Select every line below containing the word "this".

● **Collected data**
══════
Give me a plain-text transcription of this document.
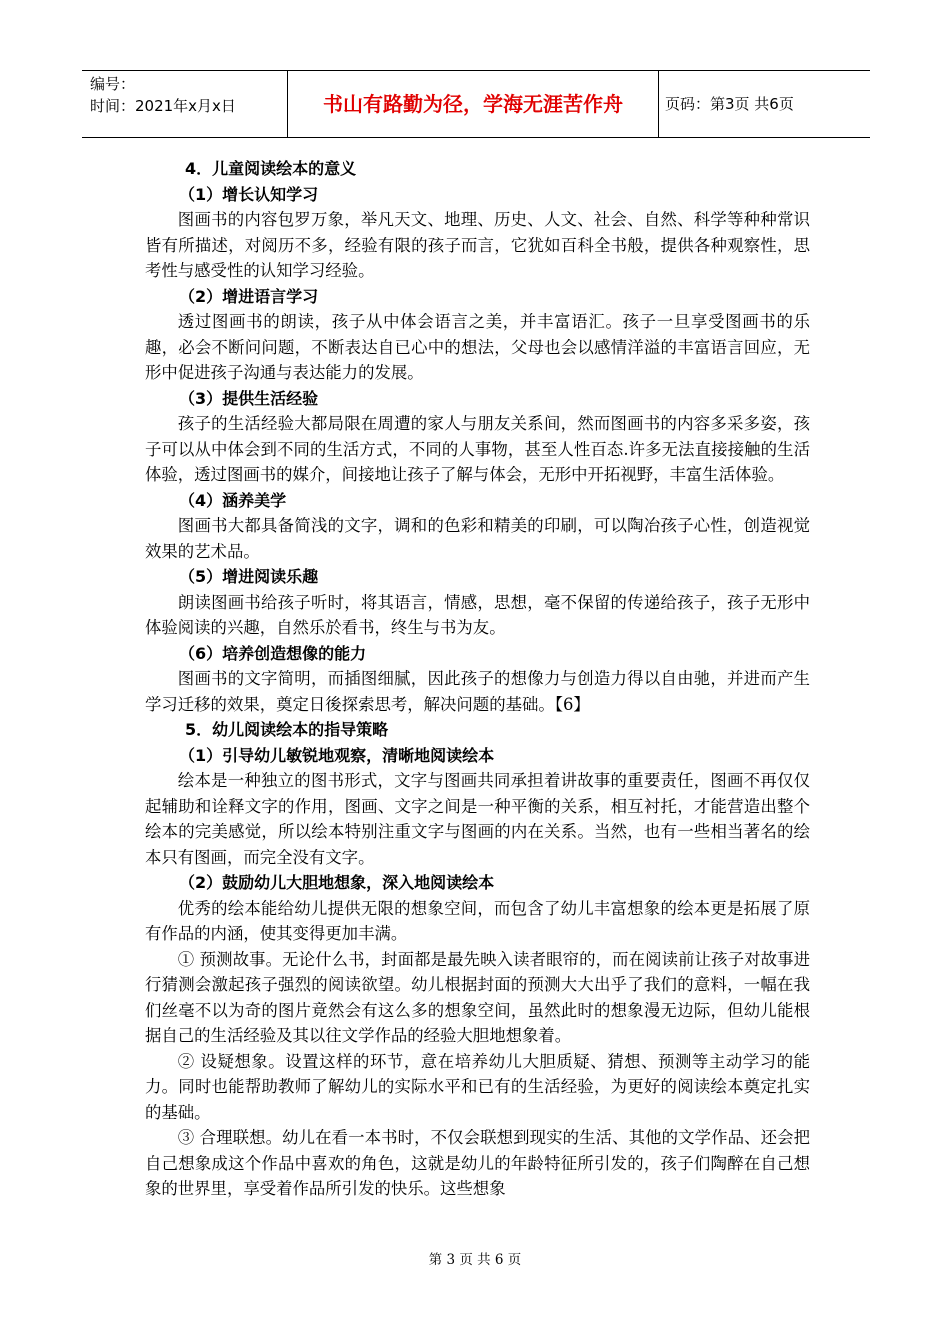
编号：
时间：2021年x月x日	书山有路勤为径，学海无涯苦作舟	页码：第3页 共6页

4．儿童阅读绘本的意义

（1）增长认知学习

图画书的内容包罗万象，举凡天文、地理、历史、人文、社会、自然、科学等种种常识皆有所描述，对阅历不多，经验有限的孩子而言，它犹如百科全书般，提供各种观察性，思考性与感受性的认知学习经验。

（2）增进语言学习

透过图画书的朗读，孩子从中体会语言之美，并丰富语汇。孩子一旦享受图画书的乐趣，必会不断问问题，不断表达自已心中的想法，父母也会以感情洋溢的丰富语言回应，无形中促进孩子沟通与表达能力的发展。

（3）提供生活经验

孩子的生活经验大都局限在周遭的家人与朋友关系间，然而图画书的内容多采多姿，孩子可以从中体会到不同的生活方式，不同的人事物，甚至人性百态.许多无法直接接触的生活体验，透过图画书的媒介，间接地让孩子了解与体会，无形中开拓视野，丰富生活体验。

（4）涵养美学

图画书大都具备简浅的文字，调和的色彩和精美的印刷，可以陶冶孩子心性，创造视觉效果的艺术品。

（5）增进阅读乐趣

朗读图画书给孩子听时，将其语言，情感，思想，毫不保留的传递给孩子，孩子无形中体验阅读的兴趣，自然乐於看书，终生与书为友。

（6）培养创造想像的能力

图画书的文字简明，而插图细腻，因此孩子的想像力与创造力得以自由驰，并进而产生学习迁移的效果，奠定日後探索思考，解决问题的基础。【6】

5．幼儿阅读绘本的指导策略

（1）引导幼儿敏锐地观察，清晰地阅读绘本

绘本是一种独立的图书形式，文字与图画共同承担着讲故事的重要责任，图画不再仅仅起辅助和诠释文字的作用，图画、文字之间是一种平衡的关系，相互衬托，才能营造出整个绘本的完美感觉，所以绘本特别注重文字与图画的内在关系。当然，也有一些相当著名的绘本只有图画，而完全没有文字。

（2）鼓励幼儿大胆地想象，深入地阅读绘本

优秀的绘本能给幼儿提供无限的想象空间，而包含了幼儿丰富想象的绘本更是拓展了原有作品的内涵，使其变得更加丰满。

① 预测故事。无论什么书，封面都是最先映入读者眼帘的，而在阅读前让孩子对故事进行猜测会激起孩子强烈的阅读欲望。幼儿根据封面的预测大大出乎了我们的意料，一幅在我们丝毫不以为奇的图片竟然会有这么多的想象空间，虽然此时的想象漫无边际，但幼儿能根据自己的生活经验及其以往文学作品的经验大胆地想象着。

② 设疑想象。设置这样的环节，意在培养幼儿大胆质疑、猜想、预测等主动学习的能力。同时也能帮助教师了解幼儿的实际水平和已有的生活经验，为更好的阅读绘本奠定扎实的基础。

③ 合理联想。幼儿在看一本书时，不仅会联想到现实的生活、其他的文学作品、还会把自己想象成这个作品中喜欢的角色，这就是幼儿的年龄特征所引发的，孩子们陶醉在自己想象的世界里，享受着作品所引发的快乐。这些想象

第 3 页 共 6 页
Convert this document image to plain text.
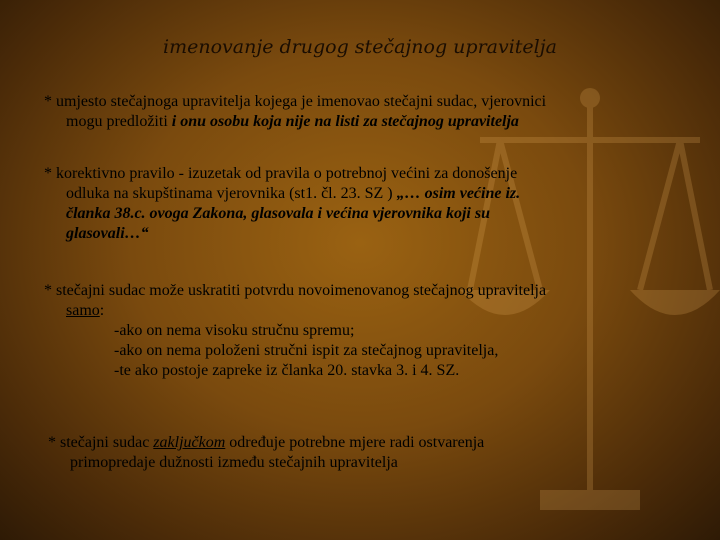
imenovanje drugog stečajnog upravitelja
* umjesto stečajnoga upravitelja kojega je imenovao stečajni sudac, vjerovnici
mogu predložiti i onu osobu koja nije na listi za stečajnog upravitelja
* korektivno pravilo - izuzetak od pravila o potrebnoj većini za donošenje
odluka na skupštinama vjerovnika (st1. čl. 23. SZ ) „… osim većine iz.
članka 38.c. ovoga Zakona, glasovala i većina vjerovnika koji su
glasovali…“
* stečajni sudac može uskratiti potvrdu novoimenovanog stečajnog upravitelja
samo:
-ako on nema visoku stručnu spremu;
-ako on nema položeni stručni ispit za stečajnog upravitelja,
-te ako postoje zapreke iz članka 20. stavka 3. i 4. SZ.
* stečajni sudac zaključkom određuje potrebne mjere radi ostvarenja
primopredaje dužnosti između stečajnih upravitelja
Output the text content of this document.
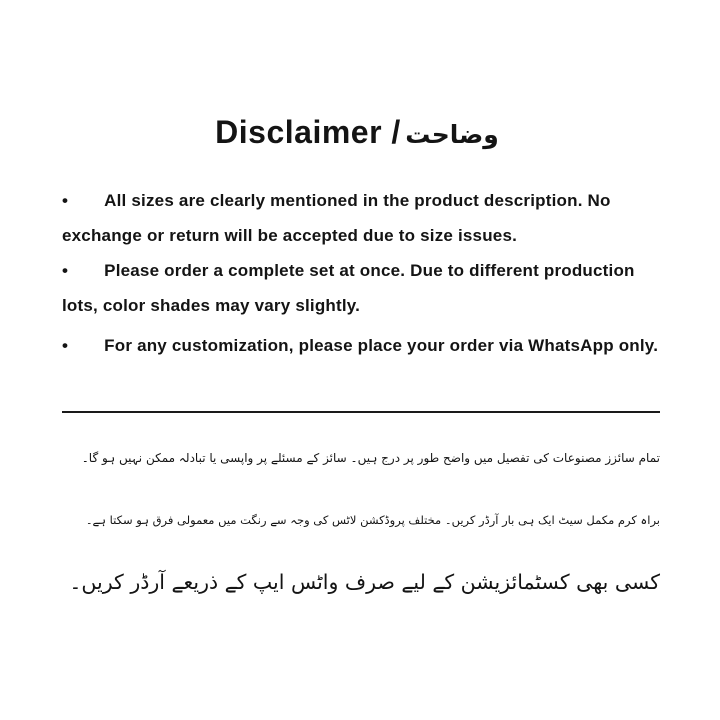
Disclaimer / وضاحت

• All sizes are clearly mentioned in the product description. No exchange or return will be accepted due to size issues.

• Please order a complete set at once. Due to different production lots, color shades may vary slightly.

• For any customization, please place your order via WhatsApp only.

تمام سائزز مصنوعات کی تفصیل میں واضح طور پر درج ہیں۔ سائز کے مسئلے پر واپسی یا تبادلہ ممکن نہیں ہو گا۔
براہ کرم مکمل سیٹ ایک ہی بار آرڈر کریں۔ مختلف پروڈکشن لاٹس کی وجہ سے رنگت میں معمولی فرق ہو سکتا ہے۔
کسی بھی کسٹمائزیشن کے لیے صرف واٹس ایپ کے ذریعے آرڈر کریں۔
══════
● **ANSWER BELOW**
Give me a plain-text transcription of this document.
Convert this document image to plain text.
Output the text content of this document.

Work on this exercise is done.